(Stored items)
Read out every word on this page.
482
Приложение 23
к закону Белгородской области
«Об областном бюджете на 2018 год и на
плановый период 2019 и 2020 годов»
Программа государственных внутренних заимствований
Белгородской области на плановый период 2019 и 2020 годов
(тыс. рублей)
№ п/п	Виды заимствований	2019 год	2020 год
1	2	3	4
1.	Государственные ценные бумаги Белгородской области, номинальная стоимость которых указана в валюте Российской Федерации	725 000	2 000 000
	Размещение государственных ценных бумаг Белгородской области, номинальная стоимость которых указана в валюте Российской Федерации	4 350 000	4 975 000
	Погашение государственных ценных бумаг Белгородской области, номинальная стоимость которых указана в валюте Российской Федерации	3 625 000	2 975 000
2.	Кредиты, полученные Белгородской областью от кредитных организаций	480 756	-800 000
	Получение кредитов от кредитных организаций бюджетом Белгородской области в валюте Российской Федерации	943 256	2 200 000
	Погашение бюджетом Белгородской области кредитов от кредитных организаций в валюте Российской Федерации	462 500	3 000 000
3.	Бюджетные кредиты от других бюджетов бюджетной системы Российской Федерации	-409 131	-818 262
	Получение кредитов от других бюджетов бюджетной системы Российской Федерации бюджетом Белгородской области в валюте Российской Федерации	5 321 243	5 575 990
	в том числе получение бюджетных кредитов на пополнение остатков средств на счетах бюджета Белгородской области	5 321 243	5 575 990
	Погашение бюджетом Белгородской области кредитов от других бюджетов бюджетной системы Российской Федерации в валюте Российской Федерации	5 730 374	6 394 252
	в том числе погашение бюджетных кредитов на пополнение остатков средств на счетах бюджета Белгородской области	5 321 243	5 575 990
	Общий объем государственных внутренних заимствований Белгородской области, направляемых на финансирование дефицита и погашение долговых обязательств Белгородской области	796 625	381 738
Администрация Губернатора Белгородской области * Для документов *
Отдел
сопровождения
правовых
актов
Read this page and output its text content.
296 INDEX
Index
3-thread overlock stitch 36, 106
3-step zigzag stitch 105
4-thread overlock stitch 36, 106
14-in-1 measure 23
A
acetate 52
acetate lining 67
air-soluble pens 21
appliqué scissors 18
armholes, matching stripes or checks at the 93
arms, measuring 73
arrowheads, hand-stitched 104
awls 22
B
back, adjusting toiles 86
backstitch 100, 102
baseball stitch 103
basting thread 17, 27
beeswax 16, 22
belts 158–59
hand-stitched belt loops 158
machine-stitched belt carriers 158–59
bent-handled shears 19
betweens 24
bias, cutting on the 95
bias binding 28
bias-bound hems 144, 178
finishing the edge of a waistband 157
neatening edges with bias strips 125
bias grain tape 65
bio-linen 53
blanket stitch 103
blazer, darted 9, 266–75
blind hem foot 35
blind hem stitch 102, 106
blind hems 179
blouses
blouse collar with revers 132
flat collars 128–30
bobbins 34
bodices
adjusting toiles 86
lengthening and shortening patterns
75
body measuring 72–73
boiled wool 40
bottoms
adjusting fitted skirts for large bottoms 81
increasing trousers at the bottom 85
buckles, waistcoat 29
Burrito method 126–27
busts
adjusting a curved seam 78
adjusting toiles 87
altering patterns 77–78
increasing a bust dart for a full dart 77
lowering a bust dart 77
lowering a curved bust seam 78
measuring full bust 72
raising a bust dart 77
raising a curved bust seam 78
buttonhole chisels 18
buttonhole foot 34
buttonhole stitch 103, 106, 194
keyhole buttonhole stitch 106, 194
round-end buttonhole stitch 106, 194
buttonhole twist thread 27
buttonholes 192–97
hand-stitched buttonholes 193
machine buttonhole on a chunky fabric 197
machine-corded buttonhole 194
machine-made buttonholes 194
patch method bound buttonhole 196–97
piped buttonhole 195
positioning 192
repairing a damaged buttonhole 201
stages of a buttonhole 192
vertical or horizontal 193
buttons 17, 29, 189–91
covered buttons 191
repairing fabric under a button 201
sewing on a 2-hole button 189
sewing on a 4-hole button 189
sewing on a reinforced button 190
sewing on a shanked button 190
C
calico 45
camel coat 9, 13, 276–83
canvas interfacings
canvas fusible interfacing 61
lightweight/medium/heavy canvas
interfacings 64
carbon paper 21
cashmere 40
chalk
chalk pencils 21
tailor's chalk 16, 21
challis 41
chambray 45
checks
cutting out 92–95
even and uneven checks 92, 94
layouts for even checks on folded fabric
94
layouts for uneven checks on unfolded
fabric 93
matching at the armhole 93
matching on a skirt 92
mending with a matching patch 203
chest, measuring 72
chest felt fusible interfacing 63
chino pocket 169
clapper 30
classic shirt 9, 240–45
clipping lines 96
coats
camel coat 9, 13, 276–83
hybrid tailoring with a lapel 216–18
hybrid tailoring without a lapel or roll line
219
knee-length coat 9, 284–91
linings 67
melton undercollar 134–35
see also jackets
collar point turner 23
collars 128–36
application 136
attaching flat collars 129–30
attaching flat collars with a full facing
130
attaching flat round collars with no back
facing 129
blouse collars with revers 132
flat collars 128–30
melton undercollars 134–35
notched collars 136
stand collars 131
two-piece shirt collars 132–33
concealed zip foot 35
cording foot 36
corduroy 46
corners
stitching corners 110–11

Task directions>
Filter the records above for "method" and copy every matching line.

Answer below>
Burrito method 126–27
patch method bound buttonhole 196–97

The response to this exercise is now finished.